> Description of the task
I need the number of lines in the following entries that hold the word "dólar", and no other text.

Items from a figure collection:
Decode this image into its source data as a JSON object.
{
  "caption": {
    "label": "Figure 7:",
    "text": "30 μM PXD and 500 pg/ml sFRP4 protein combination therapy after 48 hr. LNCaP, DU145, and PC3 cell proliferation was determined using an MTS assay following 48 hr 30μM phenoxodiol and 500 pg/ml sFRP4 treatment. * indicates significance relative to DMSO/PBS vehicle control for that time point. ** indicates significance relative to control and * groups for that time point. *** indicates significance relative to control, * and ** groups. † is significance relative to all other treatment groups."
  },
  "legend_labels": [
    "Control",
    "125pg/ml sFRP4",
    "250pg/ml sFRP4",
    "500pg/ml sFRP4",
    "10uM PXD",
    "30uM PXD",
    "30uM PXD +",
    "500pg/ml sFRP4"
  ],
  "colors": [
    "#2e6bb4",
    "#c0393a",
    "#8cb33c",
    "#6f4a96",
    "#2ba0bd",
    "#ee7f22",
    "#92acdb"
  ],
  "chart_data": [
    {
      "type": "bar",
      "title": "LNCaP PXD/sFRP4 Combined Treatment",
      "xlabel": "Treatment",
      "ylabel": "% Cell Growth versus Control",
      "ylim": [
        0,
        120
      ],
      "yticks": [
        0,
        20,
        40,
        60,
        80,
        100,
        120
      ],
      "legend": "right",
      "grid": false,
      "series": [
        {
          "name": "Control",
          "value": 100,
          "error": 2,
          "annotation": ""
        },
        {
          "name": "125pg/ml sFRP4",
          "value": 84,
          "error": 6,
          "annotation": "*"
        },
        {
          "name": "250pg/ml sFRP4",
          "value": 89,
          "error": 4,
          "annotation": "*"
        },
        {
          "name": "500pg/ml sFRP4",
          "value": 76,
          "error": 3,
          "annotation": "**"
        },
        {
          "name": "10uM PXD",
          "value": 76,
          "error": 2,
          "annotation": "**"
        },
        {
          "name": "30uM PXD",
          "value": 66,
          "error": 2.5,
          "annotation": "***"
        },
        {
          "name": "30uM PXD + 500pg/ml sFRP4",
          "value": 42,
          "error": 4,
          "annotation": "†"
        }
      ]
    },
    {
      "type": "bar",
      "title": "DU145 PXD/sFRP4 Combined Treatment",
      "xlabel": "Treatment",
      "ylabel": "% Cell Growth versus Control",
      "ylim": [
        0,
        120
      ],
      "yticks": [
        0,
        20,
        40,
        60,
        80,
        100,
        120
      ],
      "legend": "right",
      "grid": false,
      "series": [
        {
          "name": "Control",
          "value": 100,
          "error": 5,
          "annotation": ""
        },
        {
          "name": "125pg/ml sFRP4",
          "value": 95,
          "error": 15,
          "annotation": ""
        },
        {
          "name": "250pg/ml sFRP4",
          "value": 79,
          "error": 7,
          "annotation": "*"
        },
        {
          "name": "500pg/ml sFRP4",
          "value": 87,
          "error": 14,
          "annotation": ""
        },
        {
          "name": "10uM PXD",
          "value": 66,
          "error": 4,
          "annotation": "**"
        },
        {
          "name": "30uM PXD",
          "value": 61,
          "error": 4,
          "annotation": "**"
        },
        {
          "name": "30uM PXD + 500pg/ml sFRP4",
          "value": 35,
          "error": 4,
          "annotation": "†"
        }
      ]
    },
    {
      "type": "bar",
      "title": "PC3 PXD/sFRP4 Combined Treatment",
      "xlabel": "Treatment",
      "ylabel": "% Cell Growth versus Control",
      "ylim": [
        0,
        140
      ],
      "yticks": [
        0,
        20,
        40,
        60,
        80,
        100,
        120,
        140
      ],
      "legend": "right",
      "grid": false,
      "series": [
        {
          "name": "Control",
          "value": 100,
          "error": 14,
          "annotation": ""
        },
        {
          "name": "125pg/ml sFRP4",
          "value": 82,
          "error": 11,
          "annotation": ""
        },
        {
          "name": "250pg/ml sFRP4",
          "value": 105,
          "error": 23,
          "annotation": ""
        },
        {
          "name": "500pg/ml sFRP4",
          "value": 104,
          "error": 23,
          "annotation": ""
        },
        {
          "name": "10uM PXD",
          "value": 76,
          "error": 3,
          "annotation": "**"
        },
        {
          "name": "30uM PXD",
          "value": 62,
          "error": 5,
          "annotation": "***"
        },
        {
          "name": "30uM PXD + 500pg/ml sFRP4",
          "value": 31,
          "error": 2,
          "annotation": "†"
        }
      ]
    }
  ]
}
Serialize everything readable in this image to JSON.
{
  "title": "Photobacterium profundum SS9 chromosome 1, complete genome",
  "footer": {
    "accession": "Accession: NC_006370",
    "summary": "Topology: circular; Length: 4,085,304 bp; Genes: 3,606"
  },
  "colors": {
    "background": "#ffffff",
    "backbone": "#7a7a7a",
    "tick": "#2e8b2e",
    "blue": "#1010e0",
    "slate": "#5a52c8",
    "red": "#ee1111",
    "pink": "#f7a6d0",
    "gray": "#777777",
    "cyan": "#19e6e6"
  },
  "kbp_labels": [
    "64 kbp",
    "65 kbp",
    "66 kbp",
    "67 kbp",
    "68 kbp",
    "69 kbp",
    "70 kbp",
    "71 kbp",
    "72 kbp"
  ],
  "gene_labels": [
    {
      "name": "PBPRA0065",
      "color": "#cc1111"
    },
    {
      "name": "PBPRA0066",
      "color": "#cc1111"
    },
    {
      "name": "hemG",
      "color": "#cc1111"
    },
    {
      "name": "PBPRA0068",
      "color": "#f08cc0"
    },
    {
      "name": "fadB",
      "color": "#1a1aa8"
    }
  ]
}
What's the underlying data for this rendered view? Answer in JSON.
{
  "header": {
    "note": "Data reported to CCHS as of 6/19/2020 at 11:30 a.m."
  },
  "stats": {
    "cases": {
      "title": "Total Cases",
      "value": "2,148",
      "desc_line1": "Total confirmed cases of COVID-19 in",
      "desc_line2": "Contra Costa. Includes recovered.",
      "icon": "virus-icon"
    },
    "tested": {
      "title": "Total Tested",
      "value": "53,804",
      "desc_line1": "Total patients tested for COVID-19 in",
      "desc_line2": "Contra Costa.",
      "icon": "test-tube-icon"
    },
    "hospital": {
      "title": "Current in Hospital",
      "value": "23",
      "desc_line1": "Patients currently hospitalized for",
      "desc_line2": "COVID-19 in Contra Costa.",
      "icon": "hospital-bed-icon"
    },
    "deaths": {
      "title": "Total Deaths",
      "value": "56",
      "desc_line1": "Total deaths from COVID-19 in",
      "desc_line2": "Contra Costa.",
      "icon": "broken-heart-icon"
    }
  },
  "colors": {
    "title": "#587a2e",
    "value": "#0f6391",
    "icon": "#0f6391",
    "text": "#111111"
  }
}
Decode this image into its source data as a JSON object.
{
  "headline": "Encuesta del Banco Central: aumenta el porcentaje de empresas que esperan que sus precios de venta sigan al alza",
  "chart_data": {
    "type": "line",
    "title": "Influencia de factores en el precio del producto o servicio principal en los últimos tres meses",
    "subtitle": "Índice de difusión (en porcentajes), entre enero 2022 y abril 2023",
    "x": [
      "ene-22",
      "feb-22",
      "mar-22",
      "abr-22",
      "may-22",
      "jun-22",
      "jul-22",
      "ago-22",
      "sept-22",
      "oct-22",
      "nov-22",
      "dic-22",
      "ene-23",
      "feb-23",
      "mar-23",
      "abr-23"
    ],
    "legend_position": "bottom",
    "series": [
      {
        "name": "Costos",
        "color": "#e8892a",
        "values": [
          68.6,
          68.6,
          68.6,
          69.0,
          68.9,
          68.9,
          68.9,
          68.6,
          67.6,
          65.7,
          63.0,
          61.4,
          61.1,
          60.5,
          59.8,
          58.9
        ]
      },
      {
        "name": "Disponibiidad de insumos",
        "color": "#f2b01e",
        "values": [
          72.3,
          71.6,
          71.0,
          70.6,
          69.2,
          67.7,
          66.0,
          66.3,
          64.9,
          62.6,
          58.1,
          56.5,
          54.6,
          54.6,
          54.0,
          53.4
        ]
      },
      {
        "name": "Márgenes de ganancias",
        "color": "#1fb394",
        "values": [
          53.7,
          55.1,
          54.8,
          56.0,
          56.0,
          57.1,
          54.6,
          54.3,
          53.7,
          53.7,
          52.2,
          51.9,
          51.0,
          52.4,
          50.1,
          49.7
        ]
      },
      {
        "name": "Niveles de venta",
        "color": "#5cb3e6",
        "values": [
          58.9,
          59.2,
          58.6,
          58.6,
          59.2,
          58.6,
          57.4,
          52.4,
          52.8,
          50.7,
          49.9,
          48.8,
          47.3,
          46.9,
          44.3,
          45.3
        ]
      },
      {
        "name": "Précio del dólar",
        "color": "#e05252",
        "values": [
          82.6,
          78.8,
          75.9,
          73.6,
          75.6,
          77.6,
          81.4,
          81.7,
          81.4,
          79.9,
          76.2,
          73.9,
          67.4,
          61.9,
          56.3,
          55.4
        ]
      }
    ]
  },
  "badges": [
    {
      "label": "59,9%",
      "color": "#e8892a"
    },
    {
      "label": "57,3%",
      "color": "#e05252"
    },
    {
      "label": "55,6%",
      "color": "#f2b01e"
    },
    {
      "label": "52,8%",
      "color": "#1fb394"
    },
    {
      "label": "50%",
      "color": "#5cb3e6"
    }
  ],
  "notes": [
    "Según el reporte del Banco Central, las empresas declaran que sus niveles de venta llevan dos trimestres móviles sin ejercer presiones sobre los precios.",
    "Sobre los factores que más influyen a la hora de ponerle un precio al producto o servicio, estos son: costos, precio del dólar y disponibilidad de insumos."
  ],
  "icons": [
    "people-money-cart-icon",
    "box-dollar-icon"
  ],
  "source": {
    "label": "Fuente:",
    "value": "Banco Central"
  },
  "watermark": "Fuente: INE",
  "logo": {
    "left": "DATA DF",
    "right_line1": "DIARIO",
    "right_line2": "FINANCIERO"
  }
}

> Response box
2